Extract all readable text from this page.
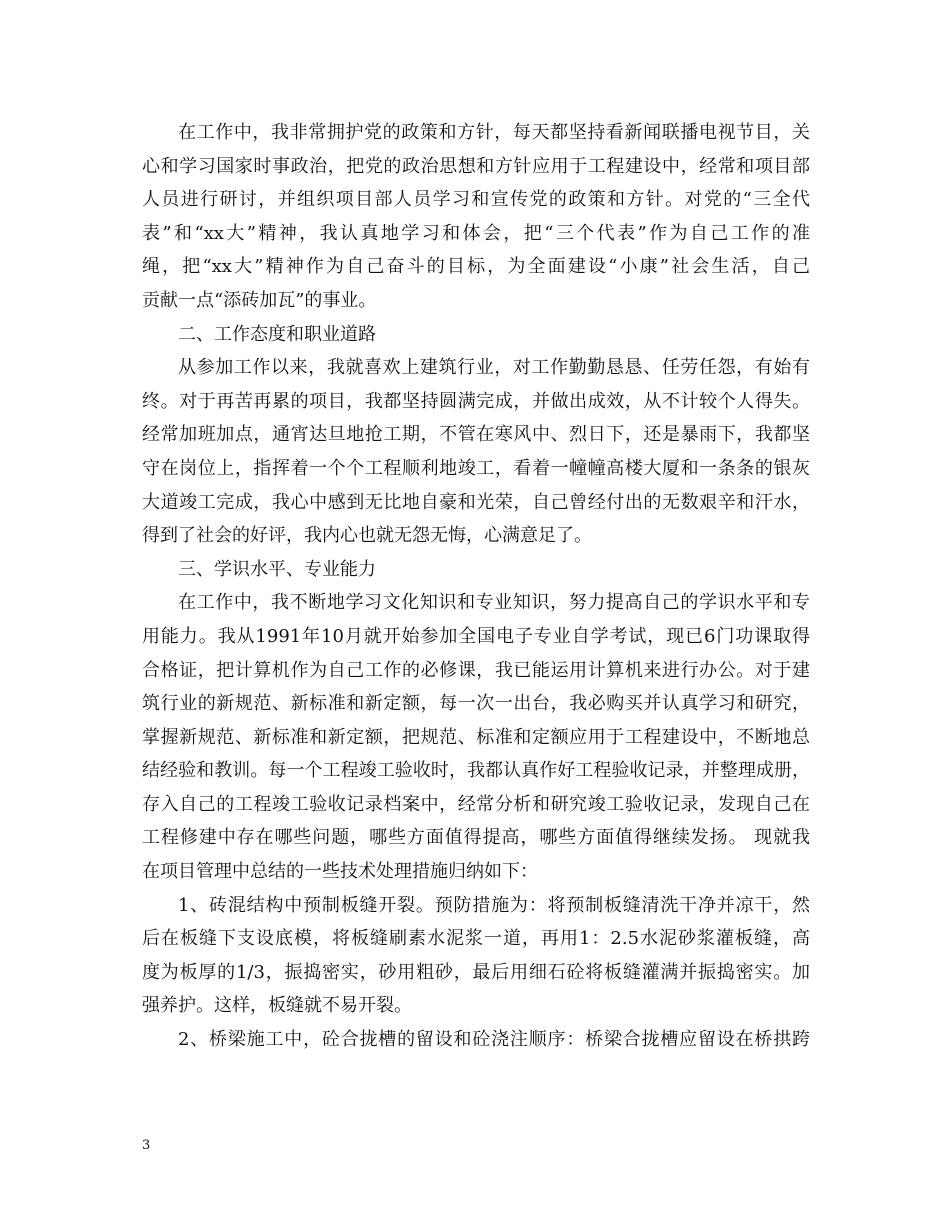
在工作中，我非常拥护党的政策和方针，每天都坚持看新闻联播电视节目，关
心和学习国家时事政治，把党的政治思想和方针应用于工程建设中，经常和项目部
人员进行研讨，并组织项目部人员学习和宣传党的政策和方针。对党的“三全代
表”和“xx大”精神，我认真地学习和体会，把“三个代表”作为自己工作的准
绳，把“xx大”精神作为自己奋斗的目标，为全面建设“小康”社会生活，自己
贡献一点“添砖加瓦”的事业。
二、工作态度和职业道路
从参加工作以来，我就喜欢上建筑行业，对工作勤勤恳恳、任劳任怨，有始有
终。对于再苦再累的项目，我都坚持圆满完成，并做出成效，从不计较个人得失。
经常加班加点，通宵达旦地抢工期，不管在寒风中、烈日下，还是暴雨下，我都坚
守在岗位上，指挥着一个个工程顺利地竣工，看着一幢幢高楼大厦和一条条的银灰
大道竣工完成，我心中感到无比地自豪和光荣，自己曾经付出的无数艰辛和汗水，
得到了社会的好评，我内心也就无怨无悔，心满意足了。
三、学识水平、专业能力
在工作中，我不断地学习文化知识和专业知识，努力提高自己的学识水平和专
用能力。我从1991年10月就开始参加全国电子专业自学考试，现已6门功课取得
合格证，把计算机作为自己工作的必修课，我已能运用计算机来进行办公。对于建
筑行业的新规范、新标准和新定额，每一次一出台，我必购买并认真学习和研究，
掌握新规范、新标准和新定额，把规范、标准和定额应用于工程建设中，不断地总
结经验和教训。每一个工程竣工验收时，我都认真作好工程验收记录，并整理成册，
存入自己的工程竣工验收记录档案中，经常分析和研究竣工验收记录，发现自己在
工程修建中存在哪些问题，哪些方面值得提高，哪些方面值得继续发扬。 现就我
在项目管理中总结的一些技术处理措施归纳如下：
1、砖混结构中预制板缝开裂。预防措施为：将预制板缝清洗干净并凉干，然
后在板缝下支设底模，将板缝刷素水泥浆一道，再用1：2.5水泥砂浆灌板缝，高
度为板厚的1/3，振捣密实，砂用粗砂，最后用细石砼将板缝灌满并振捣密实。加
强养护。这样，板缝就不易开裂。
2、桥梁施工中，砼合拢槽的留设和砼浇注顺序：桥梁合拢槽应留设在桥拱跨
3
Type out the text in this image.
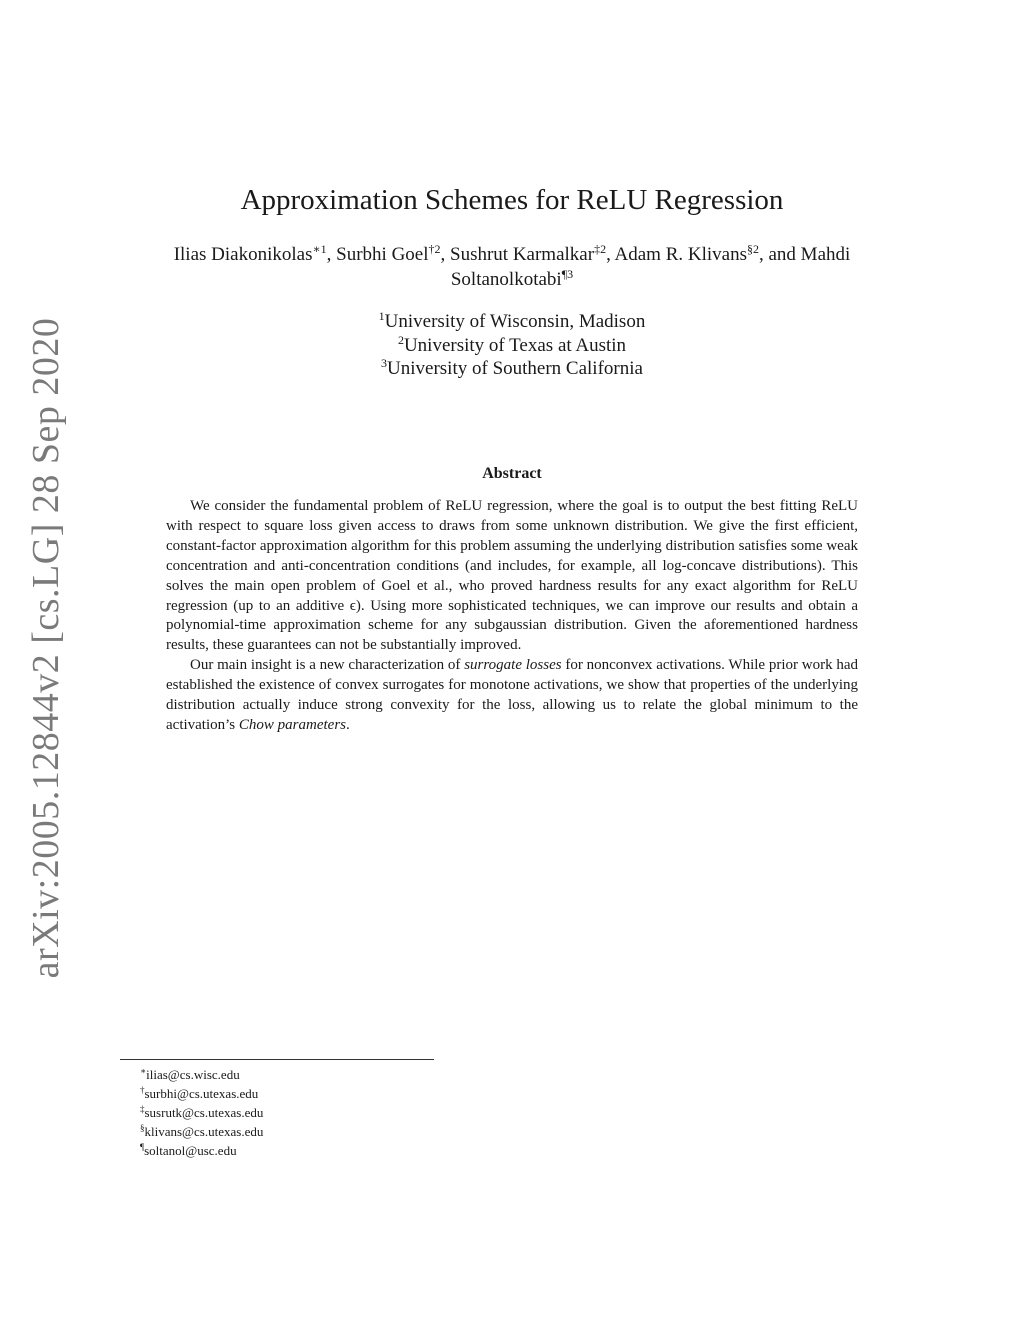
arXiv:2005.12844v2 [cs.LG] 28 Sep 2020
Approximation Schemes for ReLU Regression
Ilias Diakonikolas$^{∗1}$, Surbhi Goel$^{\dagger 2}$, Sushrut Karmalkar$^{\ddagger 2}$, Adam R. Klivans$^{\S 2}$, and Mahdi Soltanolkotabi$^{\P 3}$
$^1$University of Wisconsin, Madison
$^2$University of Texas at Austin
$^3$University of Southern California
Abstract

We consider the fundamental problem of ReLU regression, where the goal is to output the best fitting ReLU with respect to square loss given access to draws from some unknown distribution. We give the first efficient, constant-factor approximation algorithm for this problem assuming the underlying distribution satisfies some weak concentration and anti-concentration conditions (and includes, for example, all log-concave distributions). This solves the main open problem of Goel et al., who proved hardness results for any exact algorithm for ReLU regression (up to an additive ϵ). Using more sophisticated techniques, we can improve our results and obtain a polynomial-time approximation scheme for any subgaussian distribution. Given the aforementioned hardness results, these guarantees can not be substantially improved.

Our main insight is a new characterization of surrogate losses for nonconvex activations. While prior work had established the existence of convex surrogates for monotone activations, we show that properties of the underlying distribution actually induce strong convexity for the loss, allowing us to relate the global minimum to the activation’s Chow parameters.

∗ilias@cs.wisc.edu
†surbhi@cs.utexas.edu
‡susrutk@cs.utexas.edu
§klivans@cs.utexas.edu
¶soltanol@usc.edu
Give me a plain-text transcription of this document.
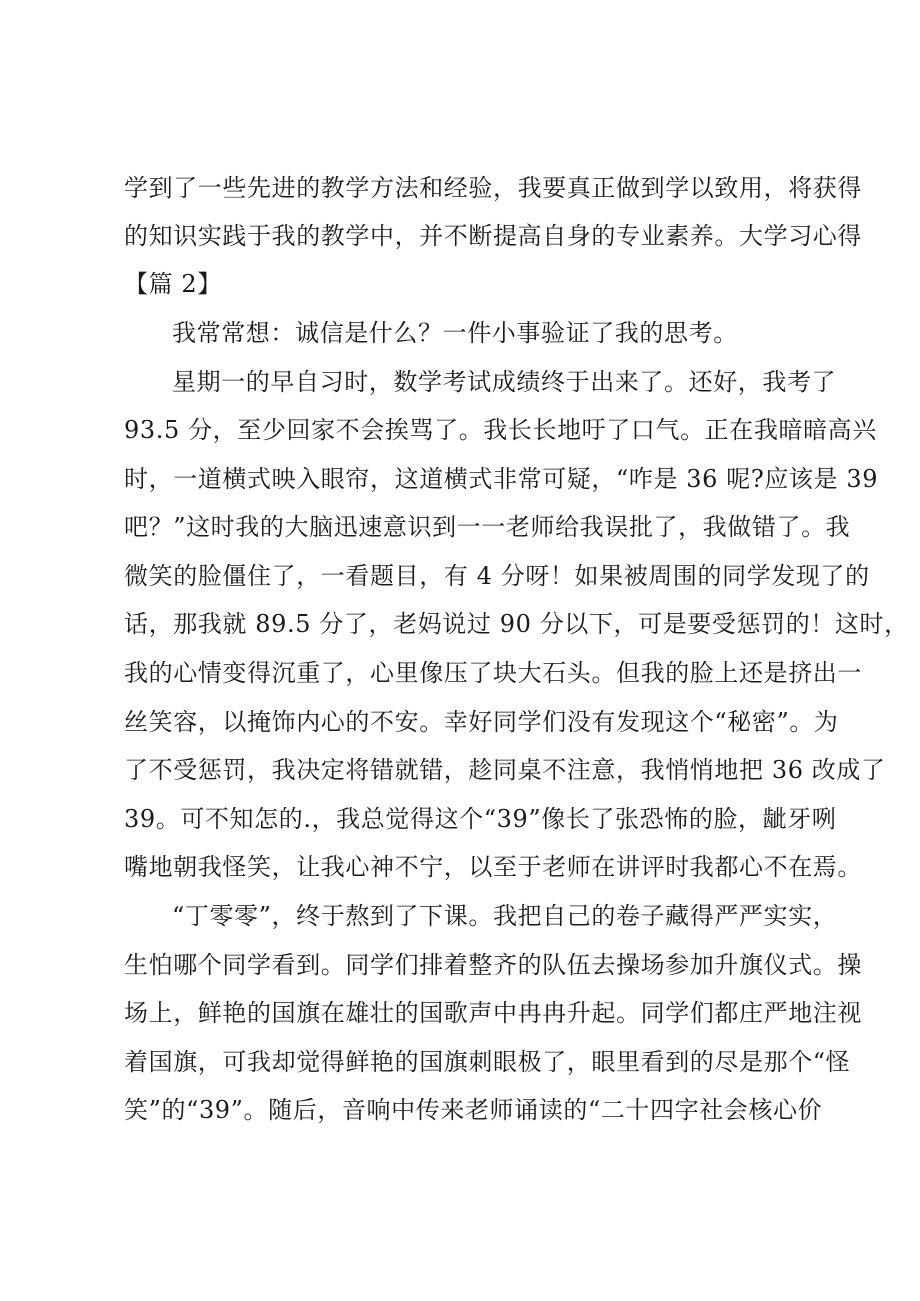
学到了一些先进的教学方法和经验，我要真正做到学以致用，将获得
的知识实践于我的教学中，并不断提高自身的专业素养。大学习心得
【篇 2】
我常常想：诚信是什么？一件小事验证了我的思考。
星期一的早自习时，数学考试成绩终于出来了。还好，我考了
93.5 分，至少回家不会挨骂了。我长长地吁了口气。正在我暗暗高兴
时，一道横式映入眼帘，这道横式非常可疑，“咋是 36 呢?应该是 39
吧？”这时我的大脑迅速意识到一一老师给我误批了，我做错了。我
微笑的脸僵住了，一看题目，有 4 分呀！如果被周围的同学发现了的
话，那我就 89.5 分了，老妈说过 90 分以下，可是要受惩罚的！这时，
我的心情变得沉重了，心里像压了块大石头。但我的脸上还是挤出一
丝笑容，以掩饰内心的不安。幸好同学们没有发现这个“秘密”。为
了不受惩罚，我决定将错就错，趁同桌不注意，我悄悄地把 36 改成了
39。可不知怎的.，我总觉得这个“39”像长了张恐怖的脸，龇牙咧
嘴地朝我怪笑，让我心神不宁，以至于老师在讲评时我都心不在焉。
“丁零零”，终于熬到了下课。我把自己的卷子藏得严严实实，
生怕哪个同学看到。同学们排着整齐的队伍去操场参加升旗仪式。操
场上，鲜艳的国旗在雄壮的国歌声中冉冉升起。同学们都庄严地注视
着国旗，可我却觉得鲜艳的国旗刺眼极了，眼里看到的尽是那个“怪
笑”的“39”。随后，音响中传来老师诵读的“二十四字社会核心价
□ □ □ □ □
[SHORT EXERCISE] Copy out every line of the listing that includes the string "在工作中".

[RESULT OF THE TASK]
在工作中，我非常拥护党的政策和方针，每天都坚持看新闻联播电视节目，关
在工作中，我不断地学习文化知识和专业知识，努力提高自己的学识水平和专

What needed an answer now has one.